Dataset items
——————————
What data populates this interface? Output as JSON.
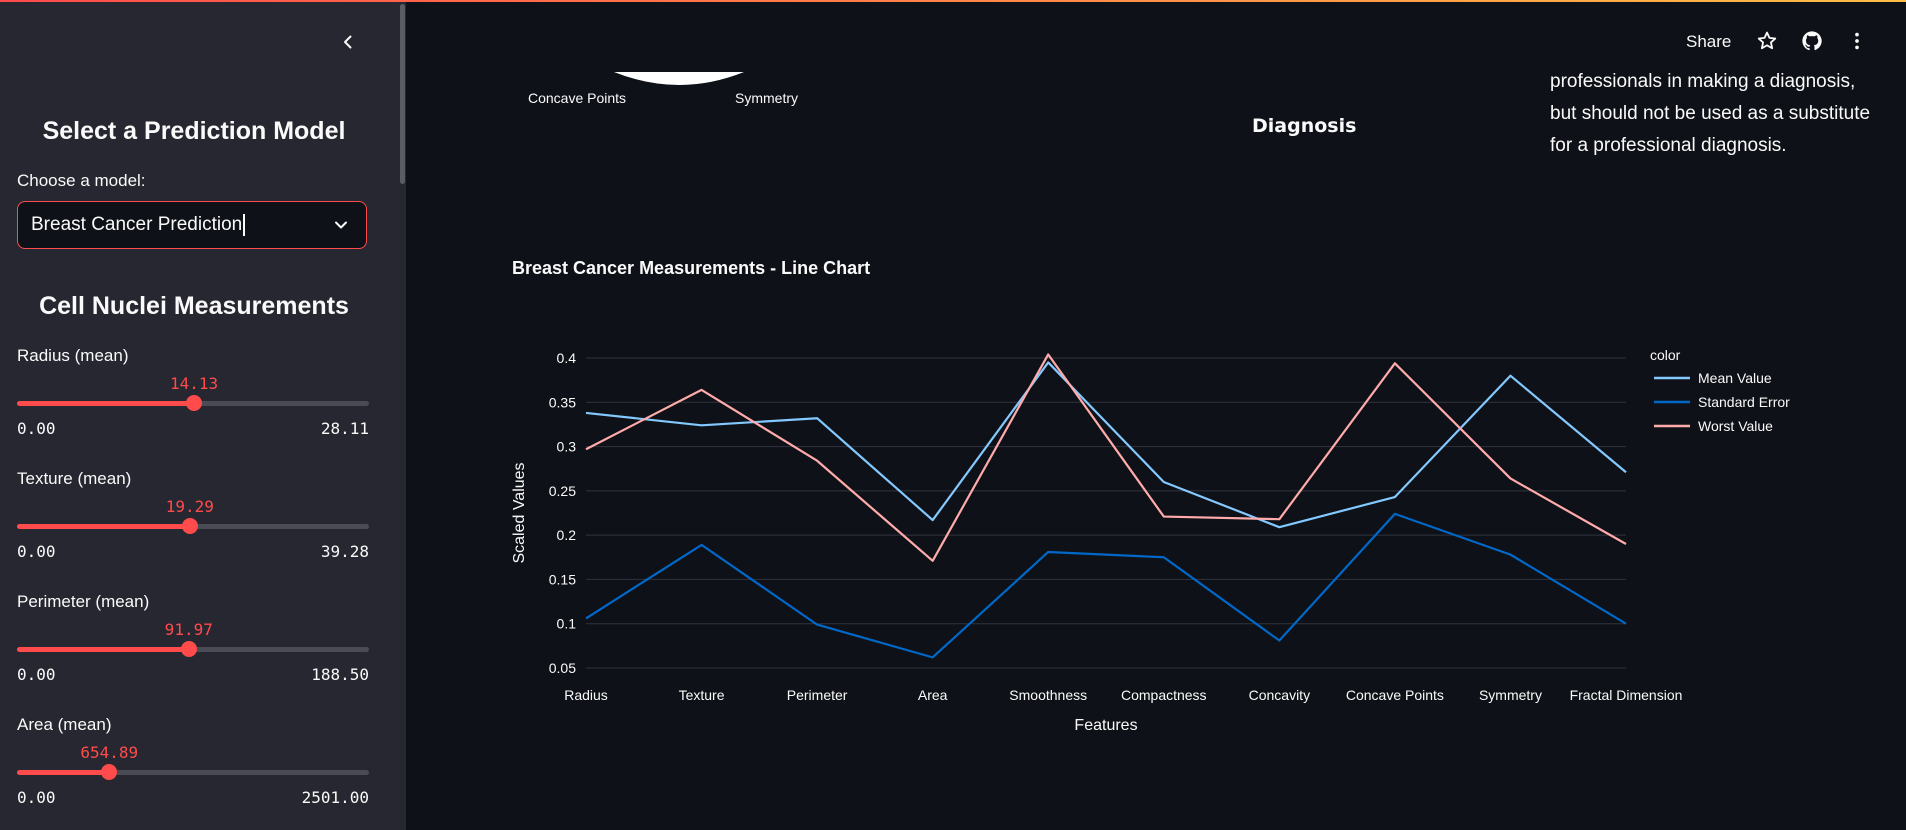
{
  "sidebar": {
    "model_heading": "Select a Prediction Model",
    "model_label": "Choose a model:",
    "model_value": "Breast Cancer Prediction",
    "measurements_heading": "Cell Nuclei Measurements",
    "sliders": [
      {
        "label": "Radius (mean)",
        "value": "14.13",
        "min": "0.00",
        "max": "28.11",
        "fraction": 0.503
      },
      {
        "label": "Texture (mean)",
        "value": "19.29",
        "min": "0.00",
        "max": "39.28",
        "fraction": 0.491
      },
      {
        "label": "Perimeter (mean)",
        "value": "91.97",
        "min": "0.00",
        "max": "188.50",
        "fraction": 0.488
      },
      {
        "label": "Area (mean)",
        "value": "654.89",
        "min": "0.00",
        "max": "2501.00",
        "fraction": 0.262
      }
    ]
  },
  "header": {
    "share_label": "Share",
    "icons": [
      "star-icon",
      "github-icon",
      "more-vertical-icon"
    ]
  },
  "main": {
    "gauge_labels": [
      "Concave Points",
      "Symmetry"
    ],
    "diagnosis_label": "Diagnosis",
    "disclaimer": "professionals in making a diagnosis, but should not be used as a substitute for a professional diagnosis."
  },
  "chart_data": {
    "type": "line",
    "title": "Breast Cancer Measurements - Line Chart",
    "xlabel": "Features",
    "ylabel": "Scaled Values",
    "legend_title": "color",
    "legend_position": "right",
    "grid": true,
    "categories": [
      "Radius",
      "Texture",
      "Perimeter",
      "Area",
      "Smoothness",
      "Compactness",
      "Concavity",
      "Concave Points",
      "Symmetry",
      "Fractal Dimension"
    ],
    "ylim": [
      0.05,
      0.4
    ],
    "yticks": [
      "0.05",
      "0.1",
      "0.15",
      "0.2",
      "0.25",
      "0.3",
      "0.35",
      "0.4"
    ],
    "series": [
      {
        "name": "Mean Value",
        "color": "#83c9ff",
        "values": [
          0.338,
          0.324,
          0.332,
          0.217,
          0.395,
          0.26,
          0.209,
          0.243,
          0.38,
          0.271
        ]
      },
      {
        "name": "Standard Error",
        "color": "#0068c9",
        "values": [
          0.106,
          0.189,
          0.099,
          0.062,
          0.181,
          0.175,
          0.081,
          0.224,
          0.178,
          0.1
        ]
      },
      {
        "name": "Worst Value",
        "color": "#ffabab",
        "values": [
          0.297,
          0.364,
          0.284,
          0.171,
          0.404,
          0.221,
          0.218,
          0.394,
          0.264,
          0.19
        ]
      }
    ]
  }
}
——————————
_Instructions to follow:_ Show all lines in the entries above where the string "color" appears.

_Solution for this exercise:_
    "legend_title": "color",
        "color": "#83c9ff",
        "color": "#0068c9",
        "color": "#ffabab",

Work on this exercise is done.